# What is being asked
Return all lines in the material below that contain "Saída".
* BEGIN *
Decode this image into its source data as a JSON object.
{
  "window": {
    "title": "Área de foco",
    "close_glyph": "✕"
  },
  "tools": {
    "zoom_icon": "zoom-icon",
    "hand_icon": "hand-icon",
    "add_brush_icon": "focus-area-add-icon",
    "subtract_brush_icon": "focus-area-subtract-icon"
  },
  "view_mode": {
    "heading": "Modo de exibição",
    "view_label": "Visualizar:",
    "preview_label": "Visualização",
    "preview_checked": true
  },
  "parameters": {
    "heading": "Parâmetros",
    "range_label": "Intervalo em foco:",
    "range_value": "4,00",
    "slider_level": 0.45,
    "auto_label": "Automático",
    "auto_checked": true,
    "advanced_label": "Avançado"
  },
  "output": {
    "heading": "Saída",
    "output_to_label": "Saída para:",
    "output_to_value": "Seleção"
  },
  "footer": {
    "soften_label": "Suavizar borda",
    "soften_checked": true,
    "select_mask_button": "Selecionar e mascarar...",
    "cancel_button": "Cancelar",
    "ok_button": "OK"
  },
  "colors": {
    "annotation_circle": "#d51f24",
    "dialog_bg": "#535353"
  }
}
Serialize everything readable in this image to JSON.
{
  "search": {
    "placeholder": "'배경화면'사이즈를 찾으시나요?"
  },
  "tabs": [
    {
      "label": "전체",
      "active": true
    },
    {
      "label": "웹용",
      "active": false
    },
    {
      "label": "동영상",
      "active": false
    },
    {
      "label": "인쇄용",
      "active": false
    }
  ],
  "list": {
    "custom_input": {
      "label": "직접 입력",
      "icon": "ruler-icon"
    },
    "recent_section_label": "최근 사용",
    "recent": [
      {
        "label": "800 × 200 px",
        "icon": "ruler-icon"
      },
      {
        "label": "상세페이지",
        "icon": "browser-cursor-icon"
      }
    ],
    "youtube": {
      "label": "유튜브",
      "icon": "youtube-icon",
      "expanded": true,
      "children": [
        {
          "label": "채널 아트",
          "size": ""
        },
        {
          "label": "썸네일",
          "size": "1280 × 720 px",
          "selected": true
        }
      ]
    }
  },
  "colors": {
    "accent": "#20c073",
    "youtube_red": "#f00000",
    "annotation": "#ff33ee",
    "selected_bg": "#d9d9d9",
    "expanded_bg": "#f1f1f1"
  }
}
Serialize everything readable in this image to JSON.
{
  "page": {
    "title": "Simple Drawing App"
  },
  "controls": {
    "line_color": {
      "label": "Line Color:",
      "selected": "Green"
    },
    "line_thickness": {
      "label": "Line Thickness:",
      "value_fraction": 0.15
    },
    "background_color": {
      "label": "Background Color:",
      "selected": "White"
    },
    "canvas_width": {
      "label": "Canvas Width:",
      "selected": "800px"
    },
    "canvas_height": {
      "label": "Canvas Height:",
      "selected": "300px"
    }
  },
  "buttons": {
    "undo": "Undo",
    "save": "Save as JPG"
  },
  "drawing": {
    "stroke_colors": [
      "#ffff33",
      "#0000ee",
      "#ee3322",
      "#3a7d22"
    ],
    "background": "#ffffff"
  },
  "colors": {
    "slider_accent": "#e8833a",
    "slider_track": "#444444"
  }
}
* END *
* BEGIN *
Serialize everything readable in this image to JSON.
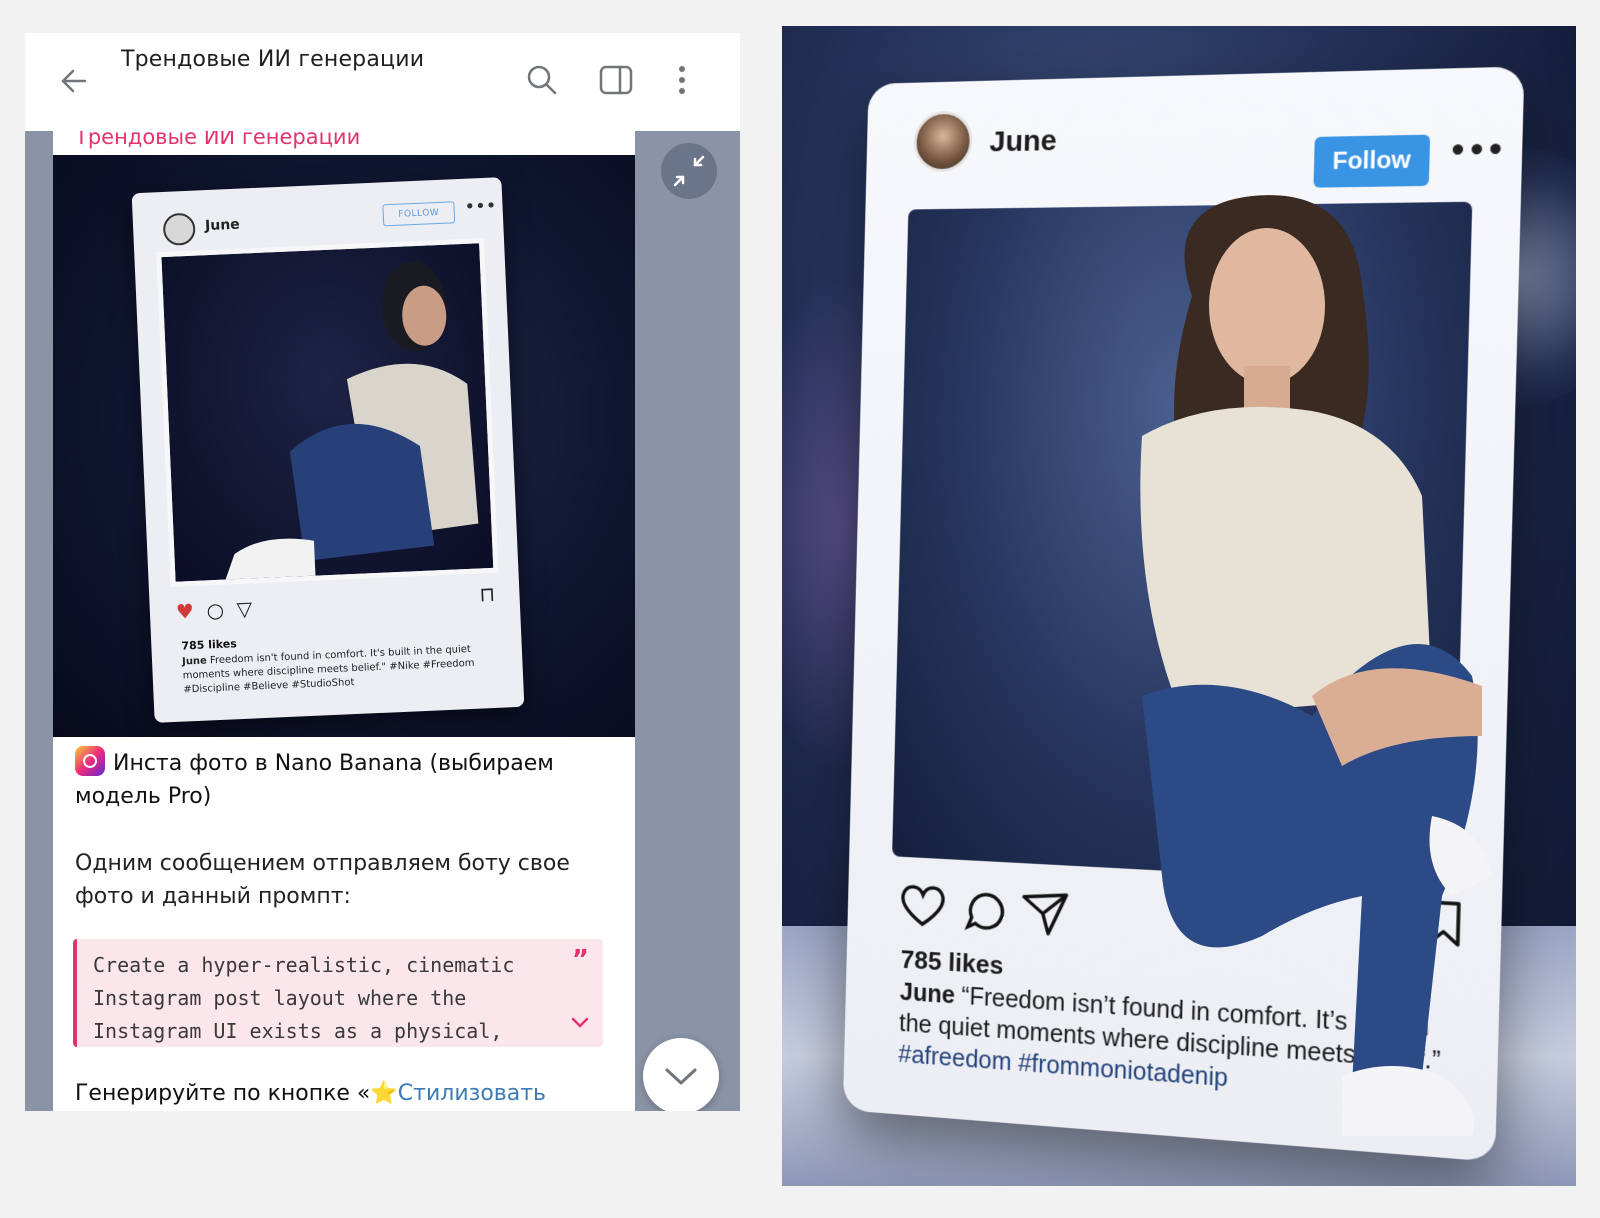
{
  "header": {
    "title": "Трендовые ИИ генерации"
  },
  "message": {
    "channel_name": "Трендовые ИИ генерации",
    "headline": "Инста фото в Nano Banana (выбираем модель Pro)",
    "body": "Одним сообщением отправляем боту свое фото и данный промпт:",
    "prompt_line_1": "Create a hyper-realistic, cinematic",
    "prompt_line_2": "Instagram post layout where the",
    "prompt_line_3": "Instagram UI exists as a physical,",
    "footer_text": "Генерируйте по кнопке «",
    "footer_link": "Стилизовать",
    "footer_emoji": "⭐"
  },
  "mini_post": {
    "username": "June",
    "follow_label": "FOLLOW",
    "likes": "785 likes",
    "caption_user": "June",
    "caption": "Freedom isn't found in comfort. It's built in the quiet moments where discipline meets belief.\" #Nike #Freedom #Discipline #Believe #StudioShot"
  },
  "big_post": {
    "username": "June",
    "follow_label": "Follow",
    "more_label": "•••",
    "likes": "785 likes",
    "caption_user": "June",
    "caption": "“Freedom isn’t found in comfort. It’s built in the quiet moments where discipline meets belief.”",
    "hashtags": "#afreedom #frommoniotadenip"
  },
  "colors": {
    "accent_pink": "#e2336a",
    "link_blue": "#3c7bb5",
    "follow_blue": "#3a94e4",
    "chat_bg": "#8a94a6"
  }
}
* END *
# Solution below
    "heading": "Saída",
    "output_to_label": "Saída para:",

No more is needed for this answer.